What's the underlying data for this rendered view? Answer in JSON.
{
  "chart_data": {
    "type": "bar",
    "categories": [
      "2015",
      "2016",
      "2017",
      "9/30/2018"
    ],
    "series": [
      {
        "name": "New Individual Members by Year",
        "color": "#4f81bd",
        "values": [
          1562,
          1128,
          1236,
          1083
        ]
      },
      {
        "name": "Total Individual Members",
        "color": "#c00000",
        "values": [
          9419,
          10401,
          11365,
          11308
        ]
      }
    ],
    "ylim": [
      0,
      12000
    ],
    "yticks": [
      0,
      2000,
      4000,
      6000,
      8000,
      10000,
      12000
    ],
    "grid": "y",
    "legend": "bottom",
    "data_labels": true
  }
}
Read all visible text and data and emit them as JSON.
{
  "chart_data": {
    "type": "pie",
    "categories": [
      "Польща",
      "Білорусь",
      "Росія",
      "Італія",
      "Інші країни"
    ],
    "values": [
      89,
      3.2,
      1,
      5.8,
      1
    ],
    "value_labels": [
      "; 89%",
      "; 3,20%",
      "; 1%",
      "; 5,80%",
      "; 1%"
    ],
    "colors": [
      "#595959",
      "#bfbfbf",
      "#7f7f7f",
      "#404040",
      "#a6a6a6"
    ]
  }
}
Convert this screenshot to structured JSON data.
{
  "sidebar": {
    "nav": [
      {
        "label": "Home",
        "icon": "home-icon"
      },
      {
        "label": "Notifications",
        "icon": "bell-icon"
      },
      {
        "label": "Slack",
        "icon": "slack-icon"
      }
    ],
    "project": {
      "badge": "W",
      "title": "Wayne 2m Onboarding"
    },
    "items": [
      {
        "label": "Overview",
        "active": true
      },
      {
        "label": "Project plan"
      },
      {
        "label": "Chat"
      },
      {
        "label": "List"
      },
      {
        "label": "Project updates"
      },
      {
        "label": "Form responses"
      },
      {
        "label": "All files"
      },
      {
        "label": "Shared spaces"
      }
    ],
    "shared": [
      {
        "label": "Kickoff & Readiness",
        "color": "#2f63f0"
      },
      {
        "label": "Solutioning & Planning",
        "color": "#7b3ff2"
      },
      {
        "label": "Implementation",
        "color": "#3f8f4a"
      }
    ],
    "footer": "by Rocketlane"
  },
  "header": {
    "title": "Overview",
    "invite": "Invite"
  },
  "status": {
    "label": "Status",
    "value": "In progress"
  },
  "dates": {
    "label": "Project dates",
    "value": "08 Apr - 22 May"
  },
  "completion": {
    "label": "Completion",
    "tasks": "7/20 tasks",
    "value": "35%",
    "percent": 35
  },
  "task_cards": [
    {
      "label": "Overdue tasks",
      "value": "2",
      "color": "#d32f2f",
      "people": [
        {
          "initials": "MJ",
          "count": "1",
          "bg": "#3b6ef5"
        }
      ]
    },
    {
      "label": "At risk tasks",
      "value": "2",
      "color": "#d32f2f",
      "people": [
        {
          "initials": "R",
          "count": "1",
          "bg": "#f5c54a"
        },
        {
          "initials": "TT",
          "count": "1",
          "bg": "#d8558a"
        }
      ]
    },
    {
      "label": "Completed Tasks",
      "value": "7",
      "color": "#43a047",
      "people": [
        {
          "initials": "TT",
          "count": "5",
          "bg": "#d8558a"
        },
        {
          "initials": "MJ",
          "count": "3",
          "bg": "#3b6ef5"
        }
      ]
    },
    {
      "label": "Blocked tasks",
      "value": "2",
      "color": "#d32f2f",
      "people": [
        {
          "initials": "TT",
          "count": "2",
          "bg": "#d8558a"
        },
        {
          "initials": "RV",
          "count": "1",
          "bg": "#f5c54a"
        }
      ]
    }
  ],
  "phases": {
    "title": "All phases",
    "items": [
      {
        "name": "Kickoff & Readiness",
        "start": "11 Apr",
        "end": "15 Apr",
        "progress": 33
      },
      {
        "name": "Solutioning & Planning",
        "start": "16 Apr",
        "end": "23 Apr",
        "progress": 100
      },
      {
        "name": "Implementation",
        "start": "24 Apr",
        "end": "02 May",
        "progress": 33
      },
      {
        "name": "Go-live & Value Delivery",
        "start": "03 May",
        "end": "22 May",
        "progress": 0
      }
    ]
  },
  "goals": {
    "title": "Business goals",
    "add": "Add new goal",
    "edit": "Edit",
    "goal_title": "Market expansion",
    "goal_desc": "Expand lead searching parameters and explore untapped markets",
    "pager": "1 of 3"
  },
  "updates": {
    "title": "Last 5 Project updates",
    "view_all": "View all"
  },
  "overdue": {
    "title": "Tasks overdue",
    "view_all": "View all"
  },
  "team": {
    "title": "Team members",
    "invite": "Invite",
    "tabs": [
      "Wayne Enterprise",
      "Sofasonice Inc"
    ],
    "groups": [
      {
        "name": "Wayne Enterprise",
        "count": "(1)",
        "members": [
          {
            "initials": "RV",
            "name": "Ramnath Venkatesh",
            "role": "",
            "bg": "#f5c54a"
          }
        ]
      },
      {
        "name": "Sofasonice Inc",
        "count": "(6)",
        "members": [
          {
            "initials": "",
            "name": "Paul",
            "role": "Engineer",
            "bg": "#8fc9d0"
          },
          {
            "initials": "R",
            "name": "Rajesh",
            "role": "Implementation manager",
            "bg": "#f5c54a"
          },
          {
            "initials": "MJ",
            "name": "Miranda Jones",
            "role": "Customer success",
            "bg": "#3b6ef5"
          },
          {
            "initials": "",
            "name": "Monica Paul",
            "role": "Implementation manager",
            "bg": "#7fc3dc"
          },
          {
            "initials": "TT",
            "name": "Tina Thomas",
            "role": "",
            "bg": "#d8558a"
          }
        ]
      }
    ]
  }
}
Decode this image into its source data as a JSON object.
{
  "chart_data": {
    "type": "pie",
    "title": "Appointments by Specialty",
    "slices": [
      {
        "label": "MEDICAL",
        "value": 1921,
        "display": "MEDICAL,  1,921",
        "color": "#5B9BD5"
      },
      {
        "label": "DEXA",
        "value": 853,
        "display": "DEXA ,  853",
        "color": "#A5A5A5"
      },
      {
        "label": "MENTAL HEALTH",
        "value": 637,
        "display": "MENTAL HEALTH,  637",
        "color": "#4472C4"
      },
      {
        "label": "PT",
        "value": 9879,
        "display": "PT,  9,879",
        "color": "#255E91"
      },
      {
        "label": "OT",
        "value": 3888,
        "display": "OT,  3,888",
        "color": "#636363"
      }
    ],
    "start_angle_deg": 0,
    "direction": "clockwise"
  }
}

..............................

- **What the exercise asks**:
Repeat the whole listing exactly, keeping every line intact.

- **Task result**:
What's the underlying data for this rendered view? Answer in JSON.
{
  "chart_data": {
    "type": "bar",
    "categories": [
      "2015",
      "2016",
      "2017",
      "9/30/2018"
    ],
    "series": [
      {
        "name": "New Individual Members by Year",
        "color": "#4f81bd",
        "values": [
          1562,
          1128,
          1236,
          1083
        ]
      },
      {
        "name": "Total Individual Members",
        "color": "#c00000",
        "values": [
          9419,
          10401,
          11365,
          11308
        ]
      }
    ],
    "ylim": [
      0,
      12000
    ],
    "yticks": [
      0,
      2000,
      4000,
      6000,
      8000,
      10000,
      12000
    ],
    "grid": "y",
    "legend": "bottom",
    "data_labels": true
  }
}
Read all visible text and data and emit them as JSON.
{
  "chart_data": {
    "type": "pie",
    "categories": [
      "Польща",
      "Білорусь",
      "Росія",
      "Італія",
      "Інші країни"
    ],
    "values": [
      89,
      3.2,
      1,
      5.8,
      1
    ],
    "value_labels": [
      "; 89%",
      "; 3,20%",
      "; 1%",
      "; 5,80%",
      "; 1%"
    ],
    "colors": [
      "#595959",
      "#bfbfbf",
      "#7f7f7f",
      "#404040",
      "#a6a6a6"
    ]
  }
}
Convert this screenshot to structured JSON data.
{
  "sidebar": {
    "nav": [
      {
        "label": "Home",
        "icon": "home-icon"
      },
      {
        "label": "Notifications",
        "icon": "bell-icon"
      },
      {
        "label": "Slack",
        "icon": "slack-icon"
      }
    ],
    "project": {
      "badge": "W",
      "title": "Wayne 2m Onboarding"
    },
    "items": [
      {
        "label": "Overview",
        "active": true
      },
      {
        "label": "Project plan"
      },
      {
        "label": "Chat"
      },
      {
        "label": "List"
      },
      {
        "label": "Project updates"
      },
      {
        "label": "Form responses"
      },
      {
        "label": "All files"
      },
      {
        "label": "Shared spaces"
      }
    ],
    "shared": [
      {
        "label": "Kickoff & Readiness",
        "color": "#2f63f0"
      },
      {
        "label": "Solutioning & Planning",
        "color": "#7b3ff2"
      },
      {
        "label": "Implementation",
        "color": "#3f8f4a"
      }
    ],
    "footer": "by Rocketlane"
  },
  "header": {
    "title": "Overview",
    "invite": "Invite"
  },
  "status": {
    "label": "Status",
    "value": "In progress"
  },
  "dates": {
    "label": "Project dates",
    "value": "08 Apr - 22 May"
  },
  "completion": {
    "label": "Completion",
    "tasks": "7/20 tasks",
    "value": "35%",
    "percent": 35
  },
  "task_cards": [
    {
      "label": "Overdue tasks",
      "value": "2",
      "color": "#d32f2f",
      "people": [
        {
          "initials": "MJ",
          "count": "1",
          "bg": "#3b6ef5"
        }
      ]
    },
    {
      "label": "At risk tasks",
      "value": "2",
      "color": "#d32f2f",
      "people": [
        {
          "initials": "R",
          "count": "1",
          "bg": "#f5c54a"
        },
        {
          "initials": "TT",
          "count": "1",
          "bg": "#d8558a"
        }
      ]
    },
    {
      "label": "Completed Tasks",
      "value": "7",
      "color": "#43a047",
      "people": [
        {
          "initials": "TT",
          "count": "5",
          "bg": "#d8558a"
        },
        {
          "initials": "MJ",
          "count": "3",
          "bg": "#3b6ef5"
        }
      ]
    },
    {
      "label": "Blocked tasks",
      "value": "2",
      "color": "#d32f2f",
      "people": [
        {
          "initials": "TT",
          "count": "2",
          "bg": "#d8558a"
        },
        {
          "initials": "RV",
          "count": "1",
          "bg": "#f5c54a"
        }
      ]
    }
  ],
  "phases": {
    "title": "All phases",
    "items": [
      {
        "name": "Kickoff & Readiness",
        "start": "11 Apr",
        "end": "15 Apr",
        "progress": 33
      },
      {
        "name": "Solutioning & Planning",
        "start": "16 Apr",
        "end": "23 Apr",
        "progress": 100
      },
      {
        "name": "Implementation",
        "start": "24 Apr",
        "end": "02 May",
        "progress": 33
      },
      {
        "name": "Go-live & Value Delivery",
        "start": "03 May",
        "end": "22 May",
        "progress": 0
      }
    ]
  },
  "goals": {
    "title": "Business goals",
    "add": "Add new goal",
    "edit": "Edit",
    "goal_title": "Market expansion",
    "goal_desc": "Expand lead searching parameters and explore untapped markets",
    "pager": "1 of 3"
  },
  "updates": {
    "title": "Last 5 Project updates",
    "view_all": "View all"
  },
  "overdue": {
    "title": "Tasks overdue",
    "view_all": "View all"
  },
  "team": {
    "title": "Team members",
    "invite": "Invite",
    "tabs": [
      "Wayne Enterprise",
      "Sofasonice Inc"
    ],
    "groups": [
      {
        "name": "Wayne Enterprise",
        "count": "(1)",
        "members": [
          {
            "initials": "RV",
            "name": "Ramnath Venkatesh",
            "role": "",
            "bg": "#f5c54a"
          }
        ]
      },
      {
        "name": "Sofasonice Inc",
        "count": "(6)",
        "members": [
          {
            "initials": "",
            "name": "Paul",
            "role": "Engineer",
            "bg": "#8fc9d0"
          },
          {
            "initials": "R",
            "name": "Rajesh",
            "role": "Implementation manager",
            "bg": "#f5c54a"
          },
          {
            "initials": "MJ",
            "name": "Miranda Jones",
            "role": "Customer success",
            "bg": "#3b6ef5"
          },
          {
            "initials": "",
            "name": "Monica Paul",
            "role": "Implementation manager",
            "bg": "#7fc3dc"
          },
          {
            "initials": "TT",
            "name": "Tina Thomas",
            "role": "",
            "bg": "#d8558a"
          }
        ]
      }
    ]
  }
}
Decode this image into its source data as a JSON object.
{
  "chart_data": {
    "type": "pie",
    "title": "Appointments by Specialty",
    "slices": [
      {
        "label": "MEDICAL",
        "value": 1921,
        "display": "MEDICAL,  1,921",
        "color": "#5B9BD5"
      },
      {
        "label": "DEXA",
        "value": 853,
        "display": "DEXA ,  853",
        "color": "#A5A5A5"
      },
      {
        "label": "MENTAL HEALTH",
        "value": 637,
        "display": "MENTAL HEALTH,  637",
        "color": "#4472C4"
      },
      {
        "label": "PT",
        "value": 9879,
        "display": "PT,  9,879",
        "color": "#255E91"
      },
      {
        "label": "OT",
        "value": 3888,
        "display": "OT,  3,888",
        "color": "#636363"
      }
    ],
    "start_angle_deg": 0,
    "direction": "clockwise"
  }
}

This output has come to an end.